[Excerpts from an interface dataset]
◆ ◆ ◆

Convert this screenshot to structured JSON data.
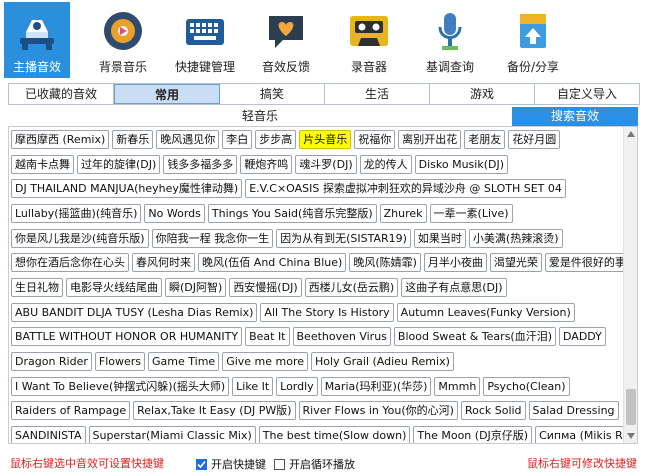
{
  "toolbar": {
    "items": [
      {
        "label": "主播音效",
        "icon": "microphone-icon",
        "active": true
      },
      {
        "label": "背景音乐",
        "icon": "music-disc-icon"
      },
      {
        "label": "快捷键管理",
        "icon": "keyboard-icon"
      },
      {
        "label": "音效反馈",
        "icon": "heart-chat-icon"
      },
      {
        "label": "录音器",
        "icon": "cassette-icon"
      },
      {
        "label": "基调查询",
        "icon": "podcast-mic-icon"
      },
      {
        "label": "备份/分享",
        "icon": "upload-file-icon"
      }
    ]
  },
  "categories": [
    {
      "label": "已收藏的音效"
    },
    {
      "label": "常用",
      "active": true
    },
    {
      "label": "搞笑"
    },
    {
      "label": "生活"
    },
    {
      "label": "游戏"
    },
    {
      "label": "自定义导入"
    }
  ],
  "subtitle": "轻音乐",
  "search_button": "搜索音效",
  "tag_rows": [
    [
      "摩西摩西 (Remix)",
      "新春乐",
      "晚风遇见你",
      "李白",
      "步步高",
      {
        "t": "片头音乐",
        "hl": true
      },
      "祝福你",
      "离别开出花",
      "老朋友",
      "花好月圆"
    ],
    [
      "越南卡点舞",
      "过年的旋律(DJ)",
      "钱多多福多多",
      "鞭炮齐鸣",
      "魂斗罗(DJ)",
      "龙的传人",
      "Disko Musik(DJ)"
    ],
    [
      "DJ THAILAND MANJUA(heyhey魔性律动舞)",
      "E.V.C×OASIS 探索虚拟冲刺狂欢的异域沙舟 @ SLOTH SET 04"
    ],
    [
      "Lullaby(摇篮曲)(纯音乐)",
      "No Words",
      "Things You Said(纯音乐完整版)",
      "Zhurek",
      "一辈一素(Live)"
    ],
    [
      "你是风儿我是沙(纯音乐版)",
      "你陪我一程 我念你一生",
      "因为从有到无(SISTAR19)",
      "如果当时",
      "小美满(热辣滚烫)"
    ],
    [
      "想你在酒后念你在心头",
      "春风何时来",
      "晚风(伍佰 And China Blue)",
      "晚风(陈婧霏)",
      "月半小夜曲",
      "渴望光荣",
      "爱是件很好的事"
    ],
    [
      "生日礼物",
      "电影导火线结尾曲",
      "瞬(DJ阿智)",
      "西安慢摇(DJ)",
      "西楼儿女(岳云鹏)",
      "这曲子有点意思(DJ)"
    ],
    [
      "ABU BANDIT DLJA TUSY (Lesha Dias Remix)",
      "All The Story Is History",
      "Autumn Leaves(Funky Version)"
    ],
    [
      "BATTLE WITHOUT HONOR OR HUMANITY",
      "Beat It",
      "Beethoven Virus",
      "Blood Sweat & Tears(血汗泪)",
      "DADDY"
    ],
    [
      "Dragon Rider",
      "Flowers",
      "Game Time",
      "Give me more",
      "Holy Grail (Adieu Remix)"
    ],
    [
      "I Want To Believe(钟摆式闪躲)(摇头大师)",
      "Like It",
      "Lordly",
      "Maria(玛利亚)(华莎)",
      "Mmmh",
      "Psycho(Clean)"
    ],
    [
      "Raiders of Rampage",
      "Relax,Take It Easy (DJ PW版)",
      "River Flows in You(你的心河)",
      "Rock Solid",
      "Salad Dressing"
    ],
    [
      "SANDINISTA",
      "Superstar(Miami Classic Mix)",
      "The best time(Slow down)",
      "The Moon (DJ京仔版)",
      "Сипма (Mikis Remix)"
    ]
  ],
  "footer": {
    "hint_left": "鼠标右键选中音效可设置快捷键",
    "hotkey_checkbox": "开启快捷键",
    "hotkey_checked": true,
    "loop_checkbox": "开启循环播放",
    "loop_checked": false,
    "hint_right": "鼠标右键可修改快捷键"
  },
  "colors": {
    "accent": "#2a90de",
    "highlight": "#ffff00",
    "hint": "#e02020"
  }
}
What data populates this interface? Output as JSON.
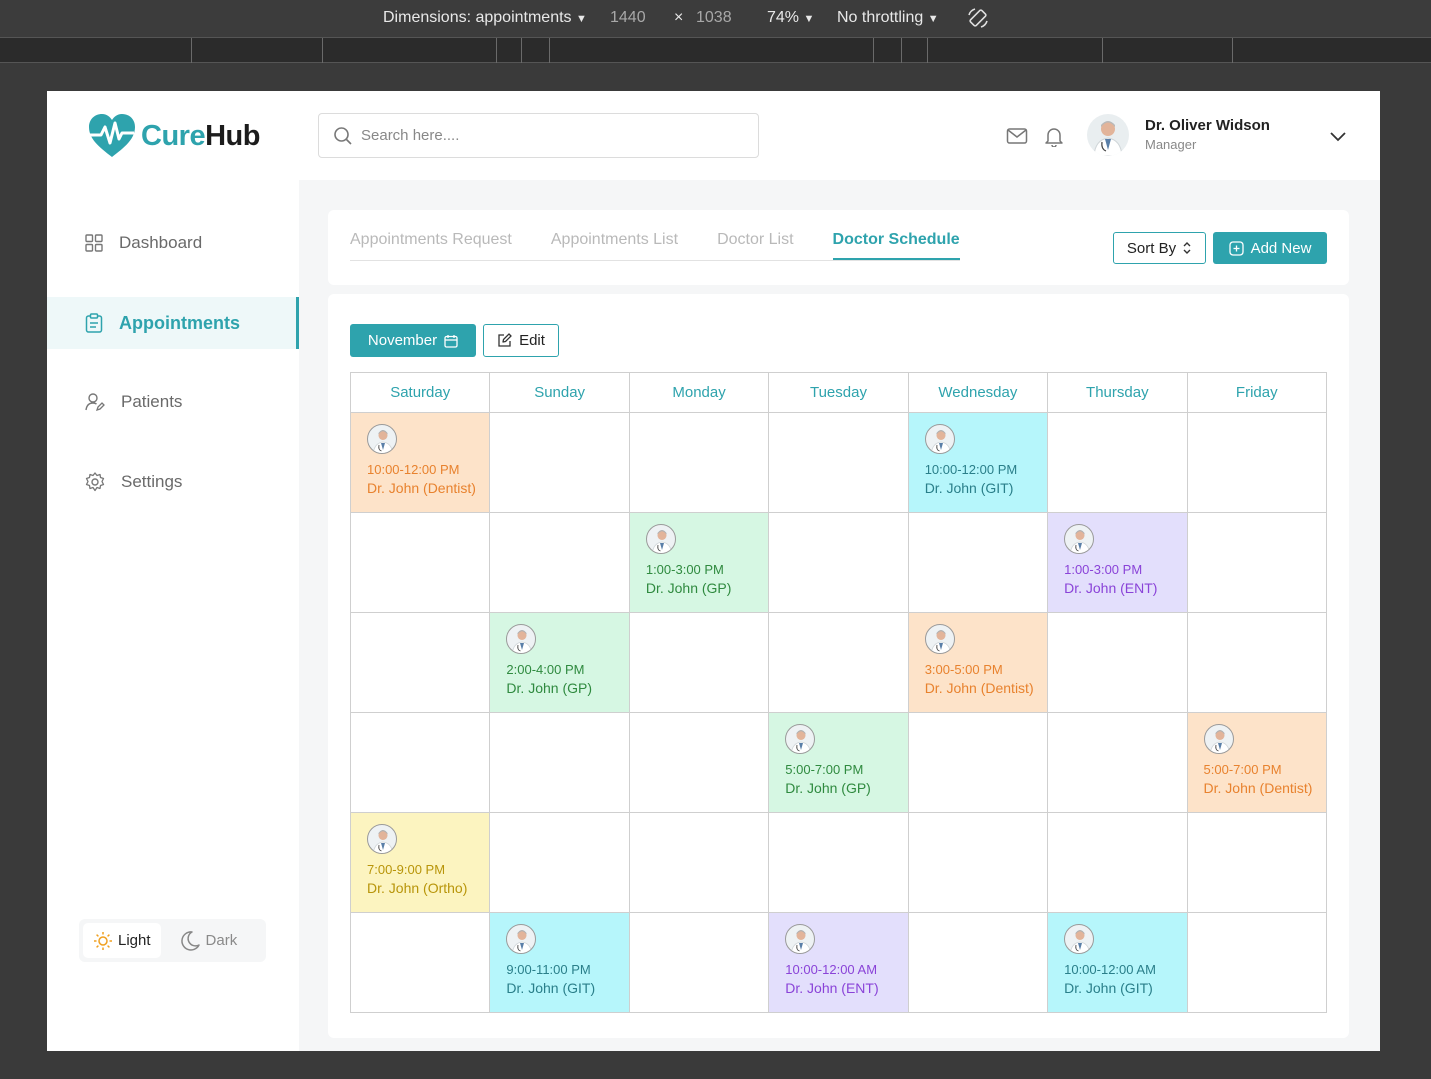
{
  "devtools": {
    "dimensions_label": "Dimensions: appointments",
    "width": "1440",
    "times": "×",
    "height": "1038",
    "zoom": "74%",
    "throttling": "No throttling"
  },
  "app": {
    "logo_part1": "Cure",
    "logo_part2": "Hub",
    "search_placeholder": "Search here....",
    "user": {
      "name": "Dr. Oliver Widson",
      "role": "Manager"
    }
  },
  "sidebar": {
    "items": [
      {
        "label": "Dashboard",
        "icon": "grid-icon"
      },
      {
        "label": "Appointments",
        "icon": "clipboard-icon",
        "active": true
      },
      {
        "label": "Patients",
        "icon": "user-edit-icon"
      },
      {
        "label": "Settings",
        "icon": "gear-icon"
      }
    ],
    "theme": {
      "light": "Light",
      "dark": "Dark"
    }
  },
  "tabs": [
    {
      "label": "Appointments Request"
    },
    {
      "label": "Appointments List"
    },
    {
      "label": "Doctor List"
    },
    {
      "label": "Doctor Schedule",
      "active": true
    }
  ],
  "actions": {
    "sort_label": "Sort By",
    "add_label": "Add New"
  },
  "schedule": {
    "month_label": "November",
    "edit_label": "Edit",
    "days": [
      "Saturday",
      "Sunday",
      "Monday",
      "Tuesday",
      "Wednesday",
      "Thursday",
      "Friday"
    ],
    "rows": [
      [
        {
          "time": "10:00-12:00 PM",
          "doctor": "Dr. John (Dentist)",
          "color": "orange"
        },
        null,
        null,
        null,
        {
          "time": "10:00-12:00 PM",
          "doctor": "Dr. John (GIT)",
          "color": "cyan"
        },
        null,
        null
      ],
      [
        null,
        null,
        {
          "time": "1:00-3:00 PM",
          "doctor": "Dr. John (GP)",
          "color": "green"
        },
        null,
        null,
        {
          "time": "1:00-3:00 PM",
          "doctor": "Dr. John (ENT)",
          "color": "purple"
        },
        null
      ],
      [
        null,
        {
          "time": "2:00-4:00 PM",
          "doctor": "Dr. John (GP)",
          "color": "green"
        },
        null,
        null,
        {
          "time": "3:00-5:00 PM",
          "doctor": "Dr. John (Dentist)",
          "color": "orange"
        },
        null,
        null
      ],
      [
        null,
        null,
        null,
        {
          "time": "5:00-7:00 PM",
          "doctor": "Dr. John (GP)",
          "color": "green"
        },
        null,
        null,
        {
          "time": "5:00-7:00 PM",
          "doctor": "Dr. John (Dentist)",
          "color": "orange"
        }
      ],
      [
        {
          "time": "7:00-9:00 PM",
          "doctor": "Dr. John (Ortho)",
          "color": "yellow"
        },
        null,
        null,
        null,
        null,
        null,
        null
      ],
      [
        null,
        {
          "time": "9:00-11:00 PM",
          "doctor": "Dr. John (GIT)",
          "color": "cyan"
        },
        null,
        {
          "time": "10:00-12:00 AM",
          "doctor": "Dr. John (ENT)",
          "color": "purple"
        },
        null,
        {
          "time": "10:00-12:00 AM",
          "doctor": "Dr. John (GIT)",
          "color": "cyan"
        },
        null
      ]
    ]
  },
  "colors": {
    "accent": "#2ea3ad",
    "orange": "#fde3c9",
    "green": "#d6f7e3",
    "cyan": "#b6f6fb",
    "purple": "#e3dffc",
    "yellow": "#fcf4c0"
  }
}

◆ ◆ ◆

### Work item:
Give back every entry verbatim. No pictures belong in the copy.

### Answer to this problem:
Convert this screenshot to structured JSON data.
{
  "toolbar": {
    "items": [
      {
        "label": "主播音效",
        "icon": "microphone-icon",
        "active": true
      },
      {
        "label": "背景音乐",
        "icon": "music-disc-icon"
      },
      {
        "label": "快捷键管理",
        "icon": "keyboard-icon"
      },
      {
        "label": "音效反馈",
        "icon": "heart-chat-icon"
      },
      {
        "label": "录音器",
        "icon": "cassette-icon"
      },
      {
        "label": "基调查询",
        "icon": "podcast-mic-icon"
      },
      {
        "label": "备份/分享",
        "icon": "upload-file-icon"
      }
    ]
  },
  "categories": [
    {
      "label": "已收藏的音效"
    },
    {
      "label": "常用",
      "active": true
    },
    {
      "label": "搞笑"
    },
    {
      "label": "生活"
    },
    {
      "label": "游戏"
    },
    {
      "label": "自定义导入"
    }
  ],
  "subtitle": "轻音乐",
  "search_button": "搜索音效",
  "tag_rows": [
    [
      "摩西摩西 (Remix)",
      "新春乐",
      "晚风遇见你",
      "李白",
      "步步高",
      {
        "t": "片头音乐",
        "hl": true
      },
      "祝福你",
      "离别开出花",
      "老朋友",
      "花好月圆"
    ],
    [
      "越南卡点舞",
      "过年的旋律(DJ)",
      "钱多多福多多",
      "鞭炮齐鸣",
      "魂斗罗(DJ)",
      "龙的传人",
      "Disko Musik(DJ)"
    ],
    [
      "DJ THAILAND MANJUA(heyhey魔性律动舞)",
      "E.V.C×OASIS 探索虚拟冲刺狂欢的异域沙舟 @ SLOTH SET 04"
    ],
    [
      "Lullaby(摇篮曲)(纯音乐)",
      "No Words",
      "Things You Said(纯音乐完整版)",
      "Zhurek",
      "一辈一素(Live)"
    ],
    [
      "你是风儿我是沙(纯音乐版)",
      "你陪我一程 我念你一生",
      "因为从有到无(SISTAR19)",
      "如果当时",
      "小美满(热辣滚烫)"
    ],
    [
      "想你在酒后念你在心头",
      "春风何时来",
      "晚风(伍佰 And China Blue)",
      "晚风(陈婧霏)",
      "月半小夜曲",
      "渴望光荣",
      "爱是件很好的事"
    ],
    [
      "生日礼物",
      "电影导火线结尾曲",
      "瞬(DJ阿智)",
      "西安慢摇(DJ)",
      "西楼儿女(岳云鹏)",
      "这曲子有点意思(DJ)"
    ],
    [
      "ABU BANDIT DLJA TUSY (Lesha Dias Remix)",
      "All The Story Is History",
      "Autumn Leaves(Funky Version)"
    ],
    [
      "BATTLE WITHOUT HONOR OR HUMANITY",
      "Beat It",
      "Beethoven Virus",
      "Blood Sweat & Tears(血汗泪)",
      "DADDY"
    ],
    [
      "Dragon Rider",
      "Flowers",
      "Game Time",
      "Give me more",
      "Holy Grail (Adieu Remix)"
    ],
    [
      "I Want To Believe(钟摆式闪躲)(摇头大师)",
      "Like It",
      "Lordly",
      "Maria(玛利亚)(华莎)",
      "Mmmh",
      "Psycho(Clean)"
    ],
    [
      "Raiders of Rampage",
      "Relax,Take It Easy (DJ PW版)",
      "River Flows in You(你的心河)",
      "Rock Solid",
      "Salad Dressing"
    ],
    [
      "SANDINISTA",
      "Superstar(Miami Classic Mix)",
      "The best time(Slow down)",
      "The Moon (DJ京仔版)",
      "Сипма (Mikis Remix)"
    ]
  ],
  "footer": {
    "hint_left": "鼠标右键选中音效可设置快捷键",
    "hotkey_checkbox": "开启快捷键",
    "hotkey_checked": true,
    "loop_checkbox": "开启循环播放",
    "loop_checked": false,
    "hint_right": "鼠标右键可修改快捷键"
  },
  "colors": {
    "accent": "#2a90de",
    "highlight": "#ffff00",
    "hint": "#e02020"
  }
}
What data populates this interface? Output as JSON.
{
  "devtools": {
    "dimensions_label": "Dimensions: appointments",
    "width": "1440",
    "times": "×",
    "height": "1038",
    "zoom": "74%",
    "throttling": "No throttling"
  },
  "app": {
    "logo_part1": "Cure",
    "logo_part2": "Hub",
    "search_placeholder": "Search here....",
    "user": {
      "name": "Dr. Oliver Widson",
      "role": "Manager"
    }
  },
  "sidebar": {
    "items": [
      {
        "label": "Dashboard",
        "icon": "grid-icon"
      },
      {
        "label": "Appointments",
        "icon": "clipboard-icon",
        "active": true
      },
      {
        "label": "Patients",
        "icon": "user-edit-icon"
      },
      {
        "label": "Settings",
        "icon": "gear-icon"
      }
    ],
    "theme": {
      "light": "Light",
      "dark": "Dark"
    }
  },
  "tabs": [
    {
      "label": "Appointments Request"
    },
    {
      "label": "Appointments List"
    },
    {
      "label": "Doctor List"
    },
    {
      "label": "Doctor Schedule",
      "active": true
    }
  ],
  "actions": {
    "sort_label": "Sort By",
    "add_label": "Add New"
  },
  "schedule": {
    "month_label": "November",
    "edit_label": "Edit",
    "days": [
      "Saturday",
      "Sunday",
      "Monday",
      "Tuesday",
      "Wednesday",
      "Thursday",
      "Friday"
    ],
    "rows": [
      [
        {
          "time": "10:00-12:00 PM",
          "doctor": "Dr. John (Dentist)",
          "color": "orange"
        },
        null,
        null,
        null,
        {
          "time": "10:00-12:00 PM",
          "doctor": "Dr. John (GIT)",
          "color": "cyan"
        },
        null,
        null
      ],
      [
        null,
        null,
        {
          "time": "1:00-3:00 PM",
          "doctor": "Dr. John (GP)",
          "color": "green"
        },
        null,
        null,
        {
          "time": "1:00-3:00 PM",
          "doctor": "Dr. John (ENT)",
          "color": "purple"
        },
        null
      ],
      [
        null,
        {
          "time": "2:00-4:00 PM",
          "doctor": "Dr. John (GP)",
          "color": "green"
        },
        null,
        null,
        {
          "time": "3:00-5:00 PM",
          "doctor": "Dr. John (Dentist)",
          "color": "orange"
        },
        null,
        null
      ],
      [
        null,
        null,
        null,
        {
          "time": "5:00-7:00 PM",
          "doctor": "Dr. John (GP)",
          "color": "green"
        },
        null,
        null,
        {
          "time": "5:00-7:00 PM",
          "doctor": "Dr. John (Dentist)",
          "color": "orange"
        }
      ],
      [
        {
          "time": "7:00-9:00 PM",
          "doctor": "Dr. John (Ortho)",
          "color": "yellow"
        },
        null,
        null,
        null,
        null,
        null,
        null
      ],
      [
        null,
        {
          "time": "9:00-11:00 PM",
          "doctor": "Dr. John (GIT)",
          "color": "cyan"
        },
        null,
        {
          "time": "10:00-12:00 AM",
          "doctor": "Dr. John (ENT)",
          "color": "purple"
        },
        null,
        {
          "time": "10:00-12:00 AM",
          "doctor": "Dr. John (GIT)",
          "color": "cyan"
        },
        null
      ]
    ]
  },
  "colors": {
    "accent": "#2ea3ad",
    "orange": "#fde3c9",
    "green": "#d6f7e3",
    "cyan": "#b6f6fb",
    "purple": "#e3dffc",
    "yellow": "#fcf4c0"
  }
}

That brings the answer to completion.